> [Aim]: Return each line that holds the word "JSON".

> [Input material]:
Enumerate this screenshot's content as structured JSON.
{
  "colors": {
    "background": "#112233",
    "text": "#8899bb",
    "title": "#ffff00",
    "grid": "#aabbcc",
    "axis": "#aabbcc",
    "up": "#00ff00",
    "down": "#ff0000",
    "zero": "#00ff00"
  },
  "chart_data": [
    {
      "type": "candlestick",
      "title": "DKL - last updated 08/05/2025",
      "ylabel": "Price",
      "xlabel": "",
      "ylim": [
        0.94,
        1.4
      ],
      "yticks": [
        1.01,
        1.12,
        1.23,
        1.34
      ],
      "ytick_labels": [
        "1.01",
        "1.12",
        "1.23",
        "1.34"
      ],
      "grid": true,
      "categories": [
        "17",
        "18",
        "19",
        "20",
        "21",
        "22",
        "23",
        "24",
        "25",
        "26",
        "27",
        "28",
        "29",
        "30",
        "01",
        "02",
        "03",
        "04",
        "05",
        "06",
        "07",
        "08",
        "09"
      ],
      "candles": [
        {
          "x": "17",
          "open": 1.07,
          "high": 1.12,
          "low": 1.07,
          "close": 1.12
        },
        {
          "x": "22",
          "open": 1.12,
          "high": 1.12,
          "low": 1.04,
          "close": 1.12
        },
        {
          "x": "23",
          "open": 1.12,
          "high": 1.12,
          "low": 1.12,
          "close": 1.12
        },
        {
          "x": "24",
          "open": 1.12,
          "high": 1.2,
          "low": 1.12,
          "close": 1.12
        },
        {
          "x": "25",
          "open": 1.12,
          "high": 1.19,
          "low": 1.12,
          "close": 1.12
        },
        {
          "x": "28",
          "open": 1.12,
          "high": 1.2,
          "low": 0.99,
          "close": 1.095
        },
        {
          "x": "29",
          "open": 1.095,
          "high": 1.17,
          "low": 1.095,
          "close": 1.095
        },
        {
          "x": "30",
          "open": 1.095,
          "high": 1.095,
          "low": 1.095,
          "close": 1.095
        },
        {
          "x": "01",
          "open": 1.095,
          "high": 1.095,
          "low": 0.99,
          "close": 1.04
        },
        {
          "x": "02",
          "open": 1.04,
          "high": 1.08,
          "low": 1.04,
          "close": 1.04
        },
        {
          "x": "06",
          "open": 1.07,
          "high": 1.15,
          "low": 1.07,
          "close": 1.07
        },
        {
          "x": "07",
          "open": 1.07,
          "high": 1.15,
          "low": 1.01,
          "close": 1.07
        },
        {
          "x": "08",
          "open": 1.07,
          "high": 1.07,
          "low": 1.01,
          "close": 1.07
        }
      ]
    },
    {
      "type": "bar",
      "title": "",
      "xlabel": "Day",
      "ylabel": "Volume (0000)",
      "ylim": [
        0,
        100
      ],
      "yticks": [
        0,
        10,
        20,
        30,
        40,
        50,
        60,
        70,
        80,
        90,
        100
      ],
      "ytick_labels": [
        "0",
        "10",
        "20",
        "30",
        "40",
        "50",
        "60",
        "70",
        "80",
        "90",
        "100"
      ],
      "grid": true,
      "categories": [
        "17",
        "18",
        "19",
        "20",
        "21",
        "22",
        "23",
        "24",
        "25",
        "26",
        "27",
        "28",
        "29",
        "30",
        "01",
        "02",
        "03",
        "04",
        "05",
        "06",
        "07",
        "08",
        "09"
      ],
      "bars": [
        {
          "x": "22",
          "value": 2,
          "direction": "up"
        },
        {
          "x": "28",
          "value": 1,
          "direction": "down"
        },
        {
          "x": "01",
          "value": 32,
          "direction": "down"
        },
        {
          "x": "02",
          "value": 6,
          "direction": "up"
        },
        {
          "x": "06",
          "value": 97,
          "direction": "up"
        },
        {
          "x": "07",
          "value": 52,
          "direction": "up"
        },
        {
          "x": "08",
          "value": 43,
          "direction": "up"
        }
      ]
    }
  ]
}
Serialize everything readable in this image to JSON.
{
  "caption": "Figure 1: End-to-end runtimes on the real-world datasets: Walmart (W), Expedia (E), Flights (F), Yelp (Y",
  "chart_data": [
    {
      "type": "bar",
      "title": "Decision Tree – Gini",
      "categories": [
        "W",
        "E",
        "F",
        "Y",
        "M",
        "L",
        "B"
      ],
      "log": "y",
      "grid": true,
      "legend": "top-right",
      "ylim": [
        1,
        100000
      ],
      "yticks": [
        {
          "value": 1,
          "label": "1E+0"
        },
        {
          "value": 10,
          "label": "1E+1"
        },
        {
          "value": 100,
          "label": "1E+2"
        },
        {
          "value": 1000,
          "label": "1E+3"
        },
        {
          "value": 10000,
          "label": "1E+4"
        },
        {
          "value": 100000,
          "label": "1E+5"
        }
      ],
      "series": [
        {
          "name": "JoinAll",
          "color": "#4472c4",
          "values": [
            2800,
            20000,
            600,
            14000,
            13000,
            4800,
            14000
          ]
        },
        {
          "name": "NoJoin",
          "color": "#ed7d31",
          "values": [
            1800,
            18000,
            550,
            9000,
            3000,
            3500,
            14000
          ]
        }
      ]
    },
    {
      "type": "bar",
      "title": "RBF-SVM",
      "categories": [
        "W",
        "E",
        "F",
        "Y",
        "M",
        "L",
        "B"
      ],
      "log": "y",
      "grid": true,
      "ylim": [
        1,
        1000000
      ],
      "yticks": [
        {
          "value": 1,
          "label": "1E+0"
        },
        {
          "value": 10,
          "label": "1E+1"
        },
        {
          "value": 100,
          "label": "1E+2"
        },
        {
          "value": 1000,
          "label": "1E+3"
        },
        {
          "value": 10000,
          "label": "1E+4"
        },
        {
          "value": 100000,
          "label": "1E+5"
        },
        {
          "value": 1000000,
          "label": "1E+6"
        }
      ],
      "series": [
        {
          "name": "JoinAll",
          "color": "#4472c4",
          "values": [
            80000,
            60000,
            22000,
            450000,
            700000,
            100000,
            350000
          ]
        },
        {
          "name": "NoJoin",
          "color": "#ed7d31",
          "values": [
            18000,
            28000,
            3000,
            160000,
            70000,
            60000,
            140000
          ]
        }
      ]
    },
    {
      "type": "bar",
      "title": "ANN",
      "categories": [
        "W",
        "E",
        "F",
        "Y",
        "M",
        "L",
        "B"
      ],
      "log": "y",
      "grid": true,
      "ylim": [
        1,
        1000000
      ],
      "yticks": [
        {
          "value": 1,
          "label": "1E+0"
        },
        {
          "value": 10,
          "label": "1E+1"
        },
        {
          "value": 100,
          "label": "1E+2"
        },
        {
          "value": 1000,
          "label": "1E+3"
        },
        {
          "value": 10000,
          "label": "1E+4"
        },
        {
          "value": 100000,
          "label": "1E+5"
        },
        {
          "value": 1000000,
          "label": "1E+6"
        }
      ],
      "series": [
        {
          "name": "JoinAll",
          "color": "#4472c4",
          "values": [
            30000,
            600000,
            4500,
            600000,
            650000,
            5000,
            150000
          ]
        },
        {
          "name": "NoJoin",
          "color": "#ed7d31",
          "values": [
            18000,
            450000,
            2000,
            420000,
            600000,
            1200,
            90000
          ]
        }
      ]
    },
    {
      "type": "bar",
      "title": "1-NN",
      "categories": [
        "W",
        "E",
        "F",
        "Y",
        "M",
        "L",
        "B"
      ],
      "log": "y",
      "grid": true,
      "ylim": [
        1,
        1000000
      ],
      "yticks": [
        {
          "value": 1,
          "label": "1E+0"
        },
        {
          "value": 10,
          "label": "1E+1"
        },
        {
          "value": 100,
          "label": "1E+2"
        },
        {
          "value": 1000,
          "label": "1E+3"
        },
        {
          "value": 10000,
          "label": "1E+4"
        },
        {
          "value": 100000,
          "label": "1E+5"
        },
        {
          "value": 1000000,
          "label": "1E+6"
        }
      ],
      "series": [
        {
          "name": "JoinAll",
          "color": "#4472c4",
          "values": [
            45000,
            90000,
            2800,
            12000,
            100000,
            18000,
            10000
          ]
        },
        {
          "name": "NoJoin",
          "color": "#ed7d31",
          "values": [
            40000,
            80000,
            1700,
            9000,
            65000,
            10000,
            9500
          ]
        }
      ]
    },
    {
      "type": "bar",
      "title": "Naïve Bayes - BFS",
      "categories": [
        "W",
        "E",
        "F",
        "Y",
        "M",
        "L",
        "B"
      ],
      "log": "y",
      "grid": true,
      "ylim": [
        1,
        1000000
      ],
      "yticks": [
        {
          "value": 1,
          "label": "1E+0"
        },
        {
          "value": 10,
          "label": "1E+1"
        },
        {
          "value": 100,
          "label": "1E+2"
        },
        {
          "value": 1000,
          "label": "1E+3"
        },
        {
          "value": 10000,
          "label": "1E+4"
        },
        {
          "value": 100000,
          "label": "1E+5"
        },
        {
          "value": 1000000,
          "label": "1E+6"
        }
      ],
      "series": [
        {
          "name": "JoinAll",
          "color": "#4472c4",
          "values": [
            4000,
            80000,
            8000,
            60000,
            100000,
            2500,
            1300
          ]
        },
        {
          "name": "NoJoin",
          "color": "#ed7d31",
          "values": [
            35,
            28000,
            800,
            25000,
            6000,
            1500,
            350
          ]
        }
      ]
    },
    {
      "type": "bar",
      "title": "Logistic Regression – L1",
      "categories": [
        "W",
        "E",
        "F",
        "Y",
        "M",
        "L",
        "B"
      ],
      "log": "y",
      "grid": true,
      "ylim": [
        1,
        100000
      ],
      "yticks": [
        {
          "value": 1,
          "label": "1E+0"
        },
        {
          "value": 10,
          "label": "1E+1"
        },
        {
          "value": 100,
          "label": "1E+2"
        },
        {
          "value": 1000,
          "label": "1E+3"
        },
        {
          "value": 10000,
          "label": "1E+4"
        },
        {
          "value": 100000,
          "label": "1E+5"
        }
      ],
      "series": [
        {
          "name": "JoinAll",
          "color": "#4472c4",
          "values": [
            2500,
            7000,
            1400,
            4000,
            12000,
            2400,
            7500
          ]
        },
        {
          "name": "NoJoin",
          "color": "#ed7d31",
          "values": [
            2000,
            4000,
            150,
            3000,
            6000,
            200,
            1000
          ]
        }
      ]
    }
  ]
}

> [Solved problem]:
Enumerate this screenshot's content as structured JSON.
Serialize everything readable in this image to JSON.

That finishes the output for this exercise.